_Requirements_
Repeat every line of the data exactly, but not the pictures.

Source records

┏━━

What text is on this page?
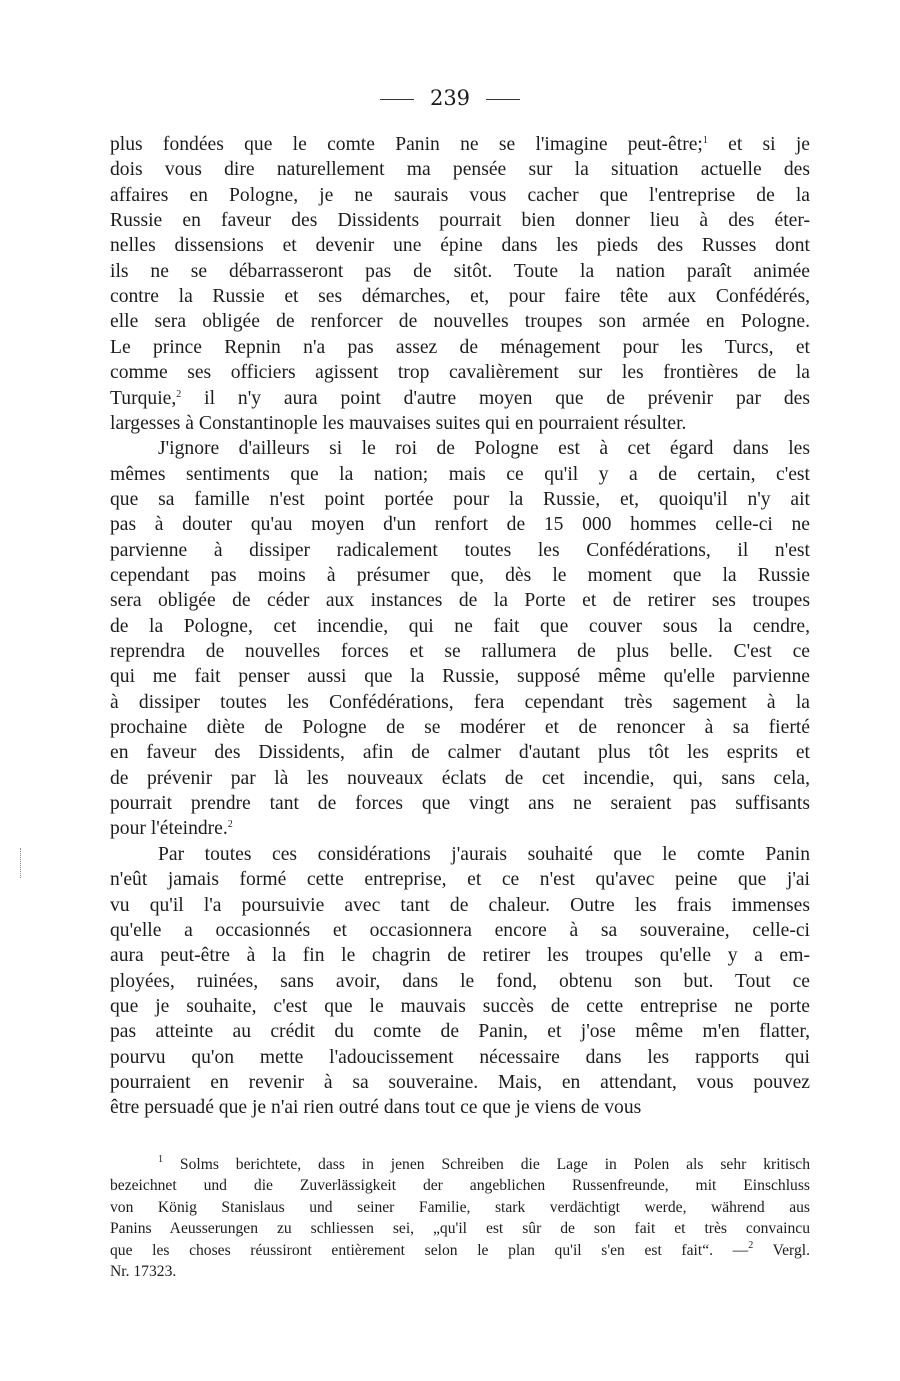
239
plus fondées que le comte Panin ne se l'imagine peut-être;$^1$ et si je
dois vous dire naturellement ma pensée sur la situation actuelle des
affaires en Pologne, je ne saurais vous cacher que l'entreprise de la
Russie en faveur des Dissidents pourrait bien donner lieu à des éter-
nelles dissensions et devenir une épine dans les pieds des Russes dont
ils ne se débarrasseront pas de sitôt. Toute la nation paraît animée
contre la Russie et ses démarches, et, pour faire tête aux Confédérés,
elle sera obligée de renforcer de nouvelles troupes son armée en Pologne.
Le prince Repnin n'a pas assez de ménagement pour les Turcs, et
comme ses officiers agissent trop cavalièrement sur les frontières de la
Turquie,$^2$ il n'y aura point d'autre moyen que de prévenir par des
largesses à Constantinople les mauvaises suites qui en pourraient résulter.
J'ignore d'ailleurs si le roi de Pologne est à cet égard dans les
mêmes sentiments que la nation; mais ce qu'il y a de certain, c'est
que sa famille n'est point portée pour la Russie, et, quoiqu'il n'y ait
pas à douter qu'au moyen d'un renfort de 15 000 hommes celle-ci ne
parvienne à dissiper radicalement toutes les Confédérations, il n'est
cependant pas moins à présumer que, dès le moment que la Russie
sera obligée de céder aux instances de la Porte et de retirer ses troupes
de la Pologne, cet incendie, qui ne fait que couver sous la cendre,
reprendra de nouvelles forces et se rallumera de plus belle. C'est ce
qui me fait penser aussi que la Russie, supposé même qu'elle parvienne
à dissiper toutes les Confédérations, fera cependant très sagement à la
prochaine diète de Pologne de se modérer et de renoncer à sa fierté
en faveur des Dissidents, afin de calmer d'autant plus tôt les esprits et
de prévenir par là les nouveaux éclats de cet incendie, qui, sans cela,
pourrait prendre tant de forces que vingt ans ne seraient pas suffisants
pour l'éteindre.$^2$
Par toutes ces considérations j'aurais souhaité que le comte Panin
n'eût jamais formé cette entreprise, et ce n'est qu'avec peine que j'ai
vu qu'il l'a poursuivie avec tant de chaleur. Outre les frais immenses
qu'elle a occasionnés et occasionnera encore à sa souveraine, celle-ci
aura peut-être à la fin le chagrin de retirer les troupes qu'elle y a em-
ployées, ruinées, sans avoir, dans le fond, obtenu son but. Tout ce
que je souhaite, c'est que le mauvais succès de cette entreprise ne porte
pas atteinte au crédit du comte de Panin, et j'ose même m'en flatter,
pourvu qu'on mette l'adoucissement nécessaire dans les rapports qui
pourraient en revenir à sa souveraine. Mais, en attendant, vous pouvez
être persuadé que je n'ai rien outré dans tout ce que je viens de vous
$^1$ Solms berichtete, dass in jenen Schreiben die Lage in Polen als sehr kritisch
bezeichnet und die Zuverlässigkeit der angeblichen Russenfreunde, mit Einschluss
von König Stanislaus und seiner Familie, stark verdächtigt werde, während aus
Panins Aeusserungen zu schliessen sei, „qu'il est sûr de son fait et très convaincu
que les choses réussiront entièrement selon le plan qu'il s'en est fait“. —$^2$ Vergl.
Nr. 17323.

┗━━

_Complete output_
What text is on this page?
239
plus fondées que le comte Panin ne se l'imagine peut-être;$^1$ et si je
dois vous dire naturellement ma pensée sur la situation actuelle des
affaires en Pologne, je ne saurais vous cacher que l'entreprise de la
Russie en faveur des Dissidents pourrait bien donner lieu à des éter-
nelles dissensions et devenir une épine dans les pieds des Russes dont
ils ne se débarrasseront pas de sitôt. Toute la nation paraît animée
contre la Russie et ses démarches, et, pour faire tête aux Confédérés,
elle sera obligée de renforcer de nouvelles troupes son armée en Pologne.
Le prince Repnin n'a pas assez de ménagement pour les Turcs, et
comme ses officiers agissent trop cavalièrement sur les frontières de la
Turquie,$^2$ il n'y aura point d'autre moyen que de prévenir par des
largesses à Constantinople les mauvaises suites qui en pourraient résulter.
J'ignore d'ailleurs si le roi de Pologne est à cet égard dans les
mêmes sentiments que la nation; mais ce qu'il y a de certain, c'est
que sa famille n'est point portée pour la Russie, et, quoiqu'il n'y ait
pas à douter qu'au moyen d'un renfort de 15 000 hommes celle-ci ne
parvienne à dissiper radicalement toutes les Confédérations, il n'est
cependant pas moins à présumer que, dès le moment que la Russie
sera obligée de céder aux instances de la Porte et de retirer ses troupes
de la Pologne, cet incendie, qui ne fait que couver sous la cendre,
reprendra de nouvelles forces et se rallumera de plus belle. C'est ce
qui me fait penser aussi que la Russie, supposé même qu'elle parvienne
à dissiper toutes les Confédérations, fera cependant très sagement à la
prochaine diète de Pologne de se modérer et de renoncer à sa fierté
en faveur des Dissidents, afin de calmer d'autant plus tôt les esprits et
de prévenir par là les nouveaux éclats de cet incendie, qui, sans cela,
pourrait prendre tant de forces que vingt ans ne seraient pas suffisants
pour l'éteindre.$^2$
Par toutes ces considérations j'aurais souhaité que le comte Panin
n'eût jamais formé cette entreprise, et ce n'est qu'avec peine que j'ai
vu qu'il l'a poursuivie avec tant de chaleur. Outre les frais immenses
qu'elle a occasionnés et occasionnera encore à sa souveraine, celle-ci
aura peut-être à la fin le chagrin de retirer les troupes qu'elle y a em-
ployées, ruinées, sans avoir, dans le fond, obtenu son but. Tout ce
que je souhaite, c'est que le mauvais succès de cette entreprise ne porte
pas atteinte au crédit du comte de Panin, et j'ose même m'en flatter,
pourvu qu'on mette l'adoucissement nécessaire dans les rapports qui
pourraient en revenir à sa souveraine. Mais, en attendant, vous pouvez
être persuadé que je n'ai rien outré dans tout ce que je viens de vous
$^1$ Solms berichtete, dass in jenen Schreiben die Lage in Polen als sehr kritisch
bezeichnet und die Zuverlässigkeit der angeblichen Russenfreunde, mit Einschluss
von König Stanislaus und seiner Familie, stark verdächtigt werde, während aus
Panins Aeusserungen zu schliessen sei, „qu'il est sûr de son fait et très convaincu
que les choses réussiront entièrement selon le plan qu'il s'en est fait“. —$^2$ Vergl.
Nr. 17323.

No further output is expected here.